● **Task instructions**
Exclude the pictures and reproduce the remaining data exactly as written.

● **Data lines**

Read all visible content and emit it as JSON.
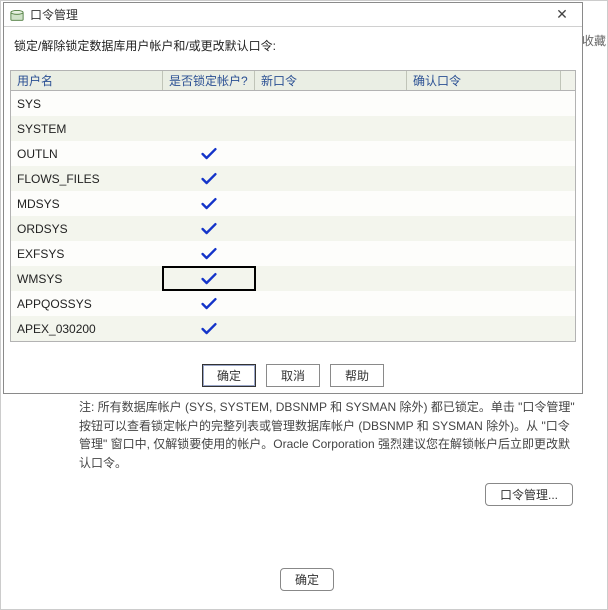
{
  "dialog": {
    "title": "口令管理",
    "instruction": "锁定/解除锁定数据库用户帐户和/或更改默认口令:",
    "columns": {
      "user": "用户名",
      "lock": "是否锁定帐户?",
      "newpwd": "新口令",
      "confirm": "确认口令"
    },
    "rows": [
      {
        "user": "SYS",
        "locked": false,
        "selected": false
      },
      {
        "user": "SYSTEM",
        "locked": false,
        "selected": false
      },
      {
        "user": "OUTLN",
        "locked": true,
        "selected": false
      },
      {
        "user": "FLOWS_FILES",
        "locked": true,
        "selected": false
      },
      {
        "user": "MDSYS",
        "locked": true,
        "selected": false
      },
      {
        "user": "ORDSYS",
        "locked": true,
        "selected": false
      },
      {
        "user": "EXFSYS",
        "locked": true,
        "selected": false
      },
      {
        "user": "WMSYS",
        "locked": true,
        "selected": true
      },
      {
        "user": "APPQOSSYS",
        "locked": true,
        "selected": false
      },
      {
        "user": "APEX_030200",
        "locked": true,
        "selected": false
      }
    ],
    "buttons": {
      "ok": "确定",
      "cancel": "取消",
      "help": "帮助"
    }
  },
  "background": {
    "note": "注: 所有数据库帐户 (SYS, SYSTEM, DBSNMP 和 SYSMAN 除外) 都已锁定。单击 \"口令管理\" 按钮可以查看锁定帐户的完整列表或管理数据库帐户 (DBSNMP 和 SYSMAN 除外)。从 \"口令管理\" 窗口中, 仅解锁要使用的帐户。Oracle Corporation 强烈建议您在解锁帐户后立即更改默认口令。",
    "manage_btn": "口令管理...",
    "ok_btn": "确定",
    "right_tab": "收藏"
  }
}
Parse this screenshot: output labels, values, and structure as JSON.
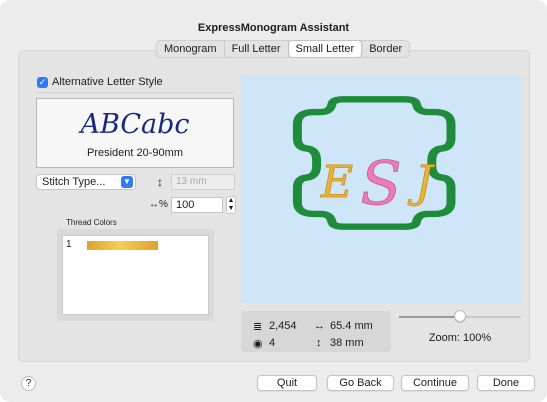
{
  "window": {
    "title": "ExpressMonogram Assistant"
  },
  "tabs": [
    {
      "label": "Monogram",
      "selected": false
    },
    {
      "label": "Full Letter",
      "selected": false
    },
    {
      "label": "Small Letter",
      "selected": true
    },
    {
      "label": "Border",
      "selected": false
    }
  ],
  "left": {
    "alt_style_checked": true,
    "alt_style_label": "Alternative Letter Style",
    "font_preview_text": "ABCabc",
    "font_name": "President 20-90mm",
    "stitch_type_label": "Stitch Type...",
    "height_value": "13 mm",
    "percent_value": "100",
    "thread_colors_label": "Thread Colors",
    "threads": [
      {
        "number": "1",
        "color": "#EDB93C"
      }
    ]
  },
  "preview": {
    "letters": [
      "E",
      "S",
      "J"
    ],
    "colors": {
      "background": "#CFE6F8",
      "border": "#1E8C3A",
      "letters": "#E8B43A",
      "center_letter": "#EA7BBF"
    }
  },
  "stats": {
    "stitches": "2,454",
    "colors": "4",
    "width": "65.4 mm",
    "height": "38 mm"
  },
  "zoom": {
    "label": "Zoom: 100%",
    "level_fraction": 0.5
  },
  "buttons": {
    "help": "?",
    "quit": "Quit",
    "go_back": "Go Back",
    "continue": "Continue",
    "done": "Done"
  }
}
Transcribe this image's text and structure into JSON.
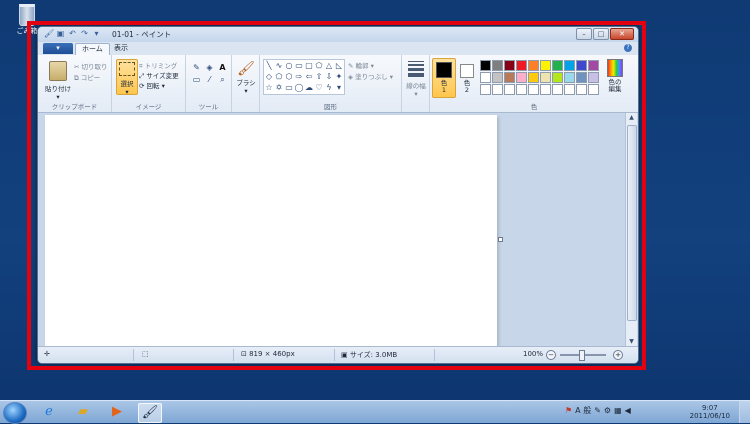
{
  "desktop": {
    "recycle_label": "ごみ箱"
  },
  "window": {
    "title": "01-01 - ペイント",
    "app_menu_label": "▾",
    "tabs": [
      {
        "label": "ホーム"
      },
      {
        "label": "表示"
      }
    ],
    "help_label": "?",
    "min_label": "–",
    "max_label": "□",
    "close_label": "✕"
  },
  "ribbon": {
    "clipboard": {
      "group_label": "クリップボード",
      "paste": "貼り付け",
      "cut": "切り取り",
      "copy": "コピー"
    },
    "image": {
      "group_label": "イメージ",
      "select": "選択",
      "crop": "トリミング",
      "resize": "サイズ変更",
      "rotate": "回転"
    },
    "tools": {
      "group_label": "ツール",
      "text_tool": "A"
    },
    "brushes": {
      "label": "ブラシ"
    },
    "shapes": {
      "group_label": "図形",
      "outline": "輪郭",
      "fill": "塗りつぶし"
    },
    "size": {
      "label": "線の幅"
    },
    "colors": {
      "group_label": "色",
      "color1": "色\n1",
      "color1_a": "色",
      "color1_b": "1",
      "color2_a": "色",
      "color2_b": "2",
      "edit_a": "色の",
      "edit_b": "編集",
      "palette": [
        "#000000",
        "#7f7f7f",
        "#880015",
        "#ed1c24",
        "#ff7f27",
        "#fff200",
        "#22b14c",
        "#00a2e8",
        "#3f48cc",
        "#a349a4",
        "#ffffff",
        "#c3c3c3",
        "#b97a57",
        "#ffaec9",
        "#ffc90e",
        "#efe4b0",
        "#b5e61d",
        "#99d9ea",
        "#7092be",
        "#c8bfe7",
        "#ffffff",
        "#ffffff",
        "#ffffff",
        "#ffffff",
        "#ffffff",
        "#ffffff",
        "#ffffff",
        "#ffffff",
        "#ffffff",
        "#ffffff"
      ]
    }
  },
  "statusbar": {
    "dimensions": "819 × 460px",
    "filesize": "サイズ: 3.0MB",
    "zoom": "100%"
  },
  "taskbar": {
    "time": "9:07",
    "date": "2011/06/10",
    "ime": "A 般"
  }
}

● **Correct answer**
Read all visible content and emit it as JSON.
{
  "dialog": {
    "title": "口令管理",
    "instruction": "锁定/解除锁定数据库用户帐户和/或更改默认口令:",
    "columns": {
      "user": "用户名",
      "lock": "是否锁定帐户?",
      "newpwd": "新口令",
      "confirm": "确认口令"
    },
    "rows": [
      {
        "user": "SYS",
        "locked": false,
        "selected": false
      },
      {
        "user": "SYSTEM",
        "locked": false,
        "selected": false
      },
      {
        "user": "OUTLN",
        "locked": true,
        "selected": false
      },
      {
        "user": "FLOWS_FILES",
        "locked": true,
        "selected": false
      },
      {
        "user": "MDSYS",
        "locked": true,
        "selected": false
      },
      {
        "user": "ORDSYS",
        "locked": true,
        "selected": false
      },
      {
        "user": "EXFSYS",
        "locked": true,
        "selected": false
      },
      {
        "user": "WMSYS",
        "locked": true,
        "selected": true
      },
      {
        "user": "APPQOSSYS",
        "locked": true,
        "selected": false
      },
      {
        "user": "APEX_030200",
        "locked": true,
        "selected": false
      }
    ],
    "buttons": {
      "ok": "确定",
      "cancel": "取消",
      "help": "帮助"
    }
  },
  "background": {
    "note": "注: 所有数据库帐户 (SYS, SYSTEM, DBSNMP 和 SYSMAN 除外) 都已锁定。单击 \"口令管理\" 按钮可以查看锁定帐户的完整列表或管理数据库帐户 (DBSNMP 和 SYSMAN 除外)。从 \"口令管理\" 窗口中, 仅解锁要使用的帐户。Oracle Corporation 强烈建议您在解锁帐户后立即更改默认口令。",
    "manage_btn": "口令管理...",
    "ok_btn": "确定",
    "right_tab": "收藏"
  }
}
Parse this screenshot: output labels, values, and structure as JSON.
{
  "window": {
    "title": "ExpressMonogram Assistant"
  },
  "tabs": [
    {
      "label": "Monogram",
      "selected": false
    },
    {
      "label": "Full Letter",
      "selected": false
    },
    {
      "label": "Small Letter",
      "selected": true
    },
    {
      "label": "Border",
      "selected": false
    }
  ],
  "left": {
    "alt_style_checked": true,
    "alt_style_label": "Alternative Letter Style",
    "font_preview_text": "ABCabc",
    "font_name": "President 20-90mm",
    "stitch_type_label": "Stitch Type...",
    "height_value": "13 mm",
    "percent_value": "100",
    "thread_colors_label": "Thread Colors",
    "threads": [
      {
        "number": "1",
        "color": "#EDB93C"
      }
    ]
  },
  "preview": {
    "letters": [
      "E",
      "S",
      "J"
    ],
    "colors": {
      "background": "#CFE6F8",
      "border": "#1E8C3A",
      "letters": "#E8B43A",
      "center_letter": "#EA7BBF"
    }
  },
  "stats": {
    "stitches": "2,454",
    "colors": "4",
    "width": "65.4 mm",
    "height": "38 mm"
  },
  "zoom": {
    "label": "Zoom: 100%",
    "level_fraction": 0.5
  },
  "buttons": {
    "help": "?",
    "quit": "Quit",
    "go_back": "Go Back",
    "continue": "Continue",
    "done": "Done"
  }
}
Transcribe this image's text and structure into JSON.
{
  "desktop": {
    "recycle_label": "ごみ箱"
  },
  "window": {
    "title": "01-01 - ペイント",
    "app_menu_label": "▾",
    "tabs": [
      {
        "label": "ホーム"
      },
      {
        "label": "表示"
      }
    ],
    "help_label": "?",
    "min_label": "–",
    "max_label": "□",
    "close_label": "✕"
  },
  "ribbon": {
    "clipboard": {
      "group_label": "クリップボード",
      "paste": "貼り付け",
      "cut": "切り取り",
      "copy": "コピー"
    },
    "image": {
      "group_label": "イメージ",
      "select": "選択",
      "crop": "トリミング",
      "resize": "サイズ変更",
      "rotate": "回転"
    },
    "tools": {
      "group_label": "ツール",
      "text_tool": "A"
    },
    "brushes": {
      "label": "ブラシ"
    },
    "shapes": {
      "group_label": "図形",
      "outline": "輪郭",
      "fill": "塗りつぶし"
    },
    "size": {
      "label": "線の幅"
    },
    "colors": {
      "group_label": "色",
      "color1": "色\n1",
      "color1_a": "色",
      "color1_b": "1",
      "color2_a": "色",
      "color2_b": "2",
      "edit_a": "色の",
      "edit_b": "編集",
      "palette": [
        "#000000",
        "#7f7f7f",
        "#880015",
        "#ed1c24",
        "#ff7f27",
        "#fff200",
        "#22b14c",
        "#00a2e8",
        "#3f48cc",
        "#a349a4",
        "#ffffff",
        "#c3c3c3",
        "#b97a57",
        "#ffaec9",
        "#ffc90e",
        "#efe4b0",
        "#b5e61d",
        "#99d9ea",
        "#7092be",
        "#c8bfe7",
        "#ffffff",
        "#ffffff",
        "#ffffff",
        "#ffffff",
        "#ffffff",
        "#ffffff",
        "#ffffff",
        "#ffffff",
        "#ffffff",
        "#ffffff"
      ]
    }
  },
  "statusbar": {
    "dimensions": "819 × 460px",
    "filesize": "サイズ: 3.0MB",
    "zoom": "100%"
  },
  "taskbar": {
    "time": "9:07",
    "date": "2011/06/10",
    "ime": "A 般"
  }
}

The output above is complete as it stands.